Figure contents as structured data
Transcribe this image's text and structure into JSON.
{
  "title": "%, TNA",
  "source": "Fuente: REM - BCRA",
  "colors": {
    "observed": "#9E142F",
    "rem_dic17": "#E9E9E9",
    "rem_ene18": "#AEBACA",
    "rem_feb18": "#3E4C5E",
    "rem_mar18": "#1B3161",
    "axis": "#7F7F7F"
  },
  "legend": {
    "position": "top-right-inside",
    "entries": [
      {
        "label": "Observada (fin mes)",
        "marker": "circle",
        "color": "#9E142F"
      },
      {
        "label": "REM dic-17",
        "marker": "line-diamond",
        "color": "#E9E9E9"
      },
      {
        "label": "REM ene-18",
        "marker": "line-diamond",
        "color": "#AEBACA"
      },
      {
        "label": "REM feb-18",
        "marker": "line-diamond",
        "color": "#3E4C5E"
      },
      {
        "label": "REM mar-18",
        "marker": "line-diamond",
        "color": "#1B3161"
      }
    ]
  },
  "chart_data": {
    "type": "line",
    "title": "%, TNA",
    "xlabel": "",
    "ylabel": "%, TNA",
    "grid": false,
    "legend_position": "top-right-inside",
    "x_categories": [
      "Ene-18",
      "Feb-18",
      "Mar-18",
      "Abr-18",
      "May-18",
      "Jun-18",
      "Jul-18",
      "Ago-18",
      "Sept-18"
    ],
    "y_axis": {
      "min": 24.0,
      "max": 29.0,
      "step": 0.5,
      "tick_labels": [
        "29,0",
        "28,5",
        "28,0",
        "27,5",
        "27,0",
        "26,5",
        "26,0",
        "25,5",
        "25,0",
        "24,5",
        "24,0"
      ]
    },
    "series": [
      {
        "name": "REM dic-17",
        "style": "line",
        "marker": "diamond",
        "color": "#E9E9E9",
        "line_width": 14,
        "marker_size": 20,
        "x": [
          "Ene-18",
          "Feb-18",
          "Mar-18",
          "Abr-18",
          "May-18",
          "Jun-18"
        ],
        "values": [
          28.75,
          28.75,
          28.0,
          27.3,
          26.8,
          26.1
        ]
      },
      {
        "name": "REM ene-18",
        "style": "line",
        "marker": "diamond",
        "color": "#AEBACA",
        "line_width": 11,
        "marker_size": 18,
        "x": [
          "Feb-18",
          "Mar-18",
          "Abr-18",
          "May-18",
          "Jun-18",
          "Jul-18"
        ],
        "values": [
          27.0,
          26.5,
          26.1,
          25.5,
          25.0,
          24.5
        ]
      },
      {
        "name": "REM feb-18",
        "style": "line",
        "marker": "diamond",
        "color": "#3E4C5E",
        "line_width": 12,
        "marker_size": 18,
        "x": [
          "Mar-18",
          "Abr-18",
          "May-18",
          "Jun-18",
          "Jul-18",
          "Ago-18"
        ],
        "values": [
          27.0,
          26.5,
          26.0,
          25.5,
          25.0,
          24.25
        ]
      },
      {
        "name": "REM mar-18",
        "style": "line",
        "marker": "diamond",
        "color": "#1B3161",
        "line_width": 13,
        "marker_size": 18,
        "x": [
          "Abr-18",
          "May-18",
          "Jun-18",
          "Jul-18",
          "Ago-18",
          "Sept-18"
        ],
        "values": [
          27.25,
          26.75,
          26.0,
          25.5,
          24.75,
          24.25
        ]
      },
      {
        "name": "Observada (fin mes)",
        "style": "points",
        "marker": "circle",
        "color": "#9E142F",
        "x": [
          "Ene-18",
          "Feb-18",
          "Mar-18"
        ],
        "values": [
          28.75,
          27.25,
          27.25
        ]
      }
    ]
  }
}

• **Written request**
Reproduce all of the material above word for word.

• **Worked solution**
Transcribe this image's text and structure into JSON.
{
  "title": "%, TNA",
  "source": "Fuente: REM - BCRA",
  "colors": {
    "observed": "#9E142F",
    "rem_dic17": "#E9E9E9",
    "rem_ene18": "#AEBACA",
    "rem_feb18": "#3E4C5E",
    "rem_mar18": "#1B3161",
    "axis": "#7F7F7F"
  },
  "legend": {
    "position": "top-right-inside",
    "entries": [
      {
        "label": "Observada (fin mes)",
        "marker": "circle",
        "color": "#9E142F"
      },
      {
        "label": "REM dic-17",
        "marker": "line-diamond",
        "color": "#E9E9E9"
      },
      {
        "label": "REM ene-18",
        "marker": "line-diamond",
        "color": "#AEBACA"
      },
      {
        "label": "REM feb-18",
        "marker": "line-diamond",
        "color": "#3E4C5E"
      },
      {
        "label": "REM mar-18",
        "marker": "line-diamond",
        "color": "#1B3161"
      }
    ]
  },
  "chart_data": {
    "type": "line",
    "title": "%, TNA",
    "xlabel": "",
    "ylabel": "%, TNA",
    "grid": false,
    "legend_position": "top-right-inside",
    "x_categories": [
      "Ene-18",
      "Feb-18",
      "Mar-18",
      "Abr-18",
      "May-18",
      "Jun-18",
      "Jul-18",
      "Ago-18",
      "Sept-18"
    ],
    "y_axis": {
      "min": 24.0,
      "max": 29.0,
      "step": 0.5,
      "tick_labels": [
        "29,0",
        "28,5",
        "28,0",
        "27,5",
        "27,0",
        "26,5",
        "26,0",
        "25,5",
        "25,0",
        "24,5",
        "24,0"
      ]
    },
    "series": [
      {
        "name": "REM dic-17",
        "style": "line",
        "marker": "diamond",
        "color": "#E9E9E9",
        "line_width": 14,
        "marker_size": 20,
        "x": [
          "Ene-18",
          "Feb-18",
          "Mar-18",
          "Abr-18",
          "May-18",
          "Jun-18"
        ],
        "values": [
          28.75,
          28.75,
          28.0,
          27.3,
          26.8,
          26.1
        ]
      },
      {
        "name": "REM ene-18",
        "style": "line",
        "marker": "diamond",
        "color": "#AEBACA",
        "line_width": 11,
        "marker_size": 18,
        "x": [
          "Feb-18",
          "Mar-18",
          "Abr-18",
          "May-18",
          "Jun-18",
          "Jul-18"
        ],
        "values": [
          27.0,
          26.5,
          26.1,
          25.5,
          25.0,
          24.5
        ]
      },
      {
        "name": "REM feb-18",
        "style": "line",
        "marker": "diamond",
        "color": "#3E4C5E",
        "line_width": 12,
        "marker_size": 18,
        "x": [
          "Mar-18",
          "Abr-18",
          "May-18",
          "Jun-18",
          "Jul-18",
          "Ago-18"
        ],
        "values": [
          27.0,
          26.5,
          26.0,
          25.5,
          25.0,
          24.25
        ]
      },
      {
        "name": "REM mar-18",
        "style": "line",
        "marker": "diamond",
        "color": "#1B3161",
        "line_width": 13,
        "marker_size": 18,
        "x": [
          "Abr-18",
          "May-18",
          "Jun-18",
          "Jul-18",
          "Ago-18",
          "Sept-18"
        ],
        "values": [
          27.25,
          26.75,
          26.0,
          25.5,
          24.75,
          24.25
        ]
      },
      {
        "name": "Observada (fin mes)",
        "style": "points",
        "marker": "circle",
        "color": "#9E142F",
        "x": [
          "Ene-18",
          "Feb-18",
          "Mar-18"
        ],
        "values": [
          28.75,
          27.25,
          27.25
        ]
      }
    ]
  }
}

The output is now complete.